*** Page
B. The Employer shall establish and maintain a bookkeeping account in the name of each participant, which shall be known as his or her "Deferred Account," and which shall be credited with the amount of compensation deferred, and which shall reflect the accumulated value of the deferral amount. The accumulated value of the deferral amount shall equal the amount arrived at by increasing the deferral account balance by assumed simple interest compounded annually but credited as of the last day of each calendar month, calculated from January 1, 2002. Amounts paid to or on behalf of the participant or his beneficiary pursuant to this Plan, shall be deducted from the account balance as of the first day of the month in which such payment is made. The rate to be used in determining the accumulated value of the deferral amount shall be that rate specified in the Plan paragraph under which payment is to be made.

C. The participant’s Deferred Account shall at all times be reflected on the Employer’s books in accordance with generally accepted accounting practices as a general unsecured and unfunded obligation of the Employer and the Plan shall not give any person any right or security interest in any asset of the Employer nor shall it imply any trust or segregation of assets by the Employer. The participant’s Deferred Account shall be distributed from the general assets of the Employer.

4. Time and Manner of Payment. The participant’s Deferred Account shall be distributed as follows:

  • Installment Payments

  • A participant who has not attained age fifty-five (55) as of January 1, 2002 shall be entitled to fifteen (15) equal annual installment payments commencing at the January 1 of the year following his or her attainment of age sixty-five (65) or as soon as practicable thereafter, if one of the following conditions is met:

a. The participant remains in the continuous employ of the Employer during the period from January 1, 2002 until the participant reaches age sixty-five (65); or

b. The participant retires after a period of continuous employment beginning on or before January 1, 2002.
******
*** Data entries
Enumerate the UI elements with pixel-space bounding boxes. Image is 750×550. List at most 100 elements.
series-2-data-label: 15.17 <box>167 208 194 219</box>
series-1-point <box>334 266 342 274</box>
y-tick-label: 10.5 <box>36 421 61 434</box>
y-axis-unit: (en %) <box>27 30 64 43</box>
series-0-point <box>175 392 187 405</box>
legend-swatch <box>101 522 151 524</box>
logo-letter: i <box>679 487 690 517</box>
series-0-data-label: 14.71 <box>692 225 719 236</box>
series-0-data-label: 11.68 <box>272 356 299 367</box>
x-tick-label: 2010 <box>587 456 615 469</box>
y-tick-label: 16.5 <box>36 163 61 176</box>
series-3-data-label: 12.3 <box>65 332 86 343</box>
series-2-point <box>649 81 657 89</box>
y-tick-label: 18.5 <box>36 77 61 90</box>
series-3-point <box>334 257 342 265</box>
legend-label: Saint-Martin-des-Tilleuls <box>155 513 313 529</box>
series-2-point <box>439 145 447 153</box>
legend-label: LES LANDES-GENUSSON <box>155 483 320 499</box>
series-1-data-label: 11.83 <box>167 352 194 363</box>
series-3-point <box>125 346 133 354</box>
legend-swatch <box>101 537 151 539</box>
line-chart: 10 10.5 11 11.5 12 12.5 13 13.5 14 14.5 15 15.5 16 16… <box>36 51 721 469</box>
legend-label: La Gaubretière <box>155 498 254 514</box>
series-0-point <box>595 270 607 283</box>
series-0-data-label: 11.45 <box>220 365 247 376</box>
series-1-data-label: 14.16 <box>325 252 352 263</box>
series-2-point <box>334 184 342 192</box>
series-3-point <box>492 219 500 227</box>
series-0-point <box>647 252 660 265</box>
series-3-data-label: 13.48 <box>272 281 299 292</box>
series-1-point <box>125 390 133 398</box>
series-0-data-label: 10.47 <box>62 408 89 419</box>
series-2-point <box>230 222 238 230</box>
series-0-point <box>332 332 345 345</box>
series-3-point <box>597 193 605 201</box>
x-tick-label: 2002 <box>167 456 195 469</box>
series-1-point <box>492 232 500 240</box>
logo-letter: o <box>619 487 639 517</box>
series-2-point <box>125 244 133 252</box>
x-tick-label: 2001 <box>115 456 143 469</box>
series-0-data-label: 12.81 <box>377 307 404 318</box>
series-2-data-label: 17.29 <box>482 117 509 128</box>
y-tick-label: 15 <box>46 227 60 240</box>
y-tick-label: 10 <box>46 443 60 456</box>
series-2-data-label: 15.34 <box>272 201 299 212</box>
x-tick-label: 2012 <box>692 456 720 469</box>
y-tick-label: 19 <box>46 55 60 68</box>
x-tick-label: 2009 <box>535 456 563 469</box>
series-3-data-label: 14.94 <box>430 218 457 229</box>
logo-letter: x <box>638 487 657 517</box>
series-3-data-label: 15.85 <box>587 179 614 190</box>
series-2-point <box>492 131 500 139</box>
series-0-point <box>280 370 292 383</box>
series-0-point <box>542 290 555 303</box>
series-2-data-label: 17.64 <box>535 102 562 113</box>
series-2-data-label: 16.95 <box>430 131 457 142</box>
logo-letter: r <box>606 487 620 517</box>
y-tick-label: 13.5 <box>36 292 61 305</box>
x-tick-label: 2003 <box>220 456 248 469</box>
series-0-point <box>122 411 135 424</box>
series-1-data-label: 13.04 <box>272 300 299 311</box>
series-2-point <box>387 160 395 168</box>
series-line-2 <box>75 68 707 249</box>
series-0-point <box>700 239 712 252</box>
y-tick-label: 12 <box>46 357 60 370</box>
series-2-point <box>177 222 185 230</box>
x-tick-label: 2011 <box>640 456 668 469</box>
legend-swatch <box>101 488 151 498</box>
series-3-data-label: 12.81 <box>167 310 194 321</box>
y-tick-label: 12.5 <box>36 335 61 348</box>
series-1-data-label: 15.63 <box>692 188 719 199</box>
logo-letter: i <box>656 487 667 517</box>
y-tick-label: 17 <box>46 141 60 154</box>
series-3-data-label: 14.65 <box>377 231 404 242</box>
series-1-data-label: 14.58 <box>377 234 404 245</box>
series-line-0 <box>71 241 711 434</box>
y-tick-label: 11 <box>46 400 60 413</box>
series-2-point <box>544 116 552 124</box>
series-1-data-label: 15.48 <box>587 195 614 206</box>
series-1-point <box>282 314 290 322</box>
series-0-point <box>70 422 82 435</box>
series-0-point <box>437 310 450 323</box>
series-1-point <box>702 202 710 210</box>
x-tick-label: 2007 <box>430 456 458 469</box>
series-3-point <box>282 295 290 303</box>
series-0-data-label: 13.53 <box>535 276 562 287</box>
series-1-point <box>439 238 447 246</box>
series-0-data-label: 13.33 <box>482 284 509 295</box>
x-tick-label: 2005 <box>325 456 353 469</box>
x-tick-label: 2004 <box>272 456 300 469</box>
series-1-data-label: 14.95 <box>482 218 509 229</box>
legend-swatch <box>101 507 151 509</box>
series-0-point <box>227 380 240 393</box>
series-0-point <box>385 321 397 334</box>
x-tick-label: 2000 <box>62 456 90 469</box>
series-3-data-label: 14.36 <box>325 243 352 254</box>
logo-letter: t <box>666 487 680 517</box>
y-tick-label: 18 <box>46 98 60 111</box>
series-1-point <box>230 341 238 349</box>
******
### Tasks to carry out:
A - According to the plan excerpt, how many equal annual installment payments is a qualifying participant under age fifty-five as of January 1, 2002 entitled to?
B - Repeat the stretch of the plan excerpt from "a. The participant" through "before January 1, 2002.".
C - Go on with the plan excerpt from where it stops.
The items are separate from the plan excerpt and stand as their own material.

### Exercise results:
A - Fifteen (15) equal annual installment payments.

B -
a. The participant remains in the continuous employ of the Employer during the period from January 1, 2002 until the participant reaches age sixty-five (65); or

b. The participant retires after a period of continuous employment beginning on or before January 1, 2002.

C -
 

  • A participant who attained age fifty-five (55) but not age sixty-five (65) as of January 1, 2002, shall elect, at the time of making the deferral election pursuant to Paragraph 3A, to receive installment payments in one of the following manners:

a. Fifteen (15) equal annual installments as described in paragraph (1) above; or

b. Ten (10) equal annual installments commencing at the January 1 of the year following his or her attainment of age seventy (70), or as soon as practicable thereafter.

  • A participant who attained age sixty-five (65) but not age seventy (70) as of January 1, 2002, shall receive ten (10) equal annual installments commencing at the January 1 following his or her attainment of age seventy (70), or as soon as practicable thereafter.

  • A participant who attained age seventy (70) as of January 1, 2002, shall receive equal annual installments commencing at the January 1 following the deferral period and ending on January 1 following his or her seventy-ninth (79) birthday.

Installment payments shall be calculated to amortize fully the accumulated value of the deferral amount over the payment period. For purposes of this Subsection A, the rate to be credited in the calculation of the accumulated value of the deferral amount shall be thirteen percent (13%).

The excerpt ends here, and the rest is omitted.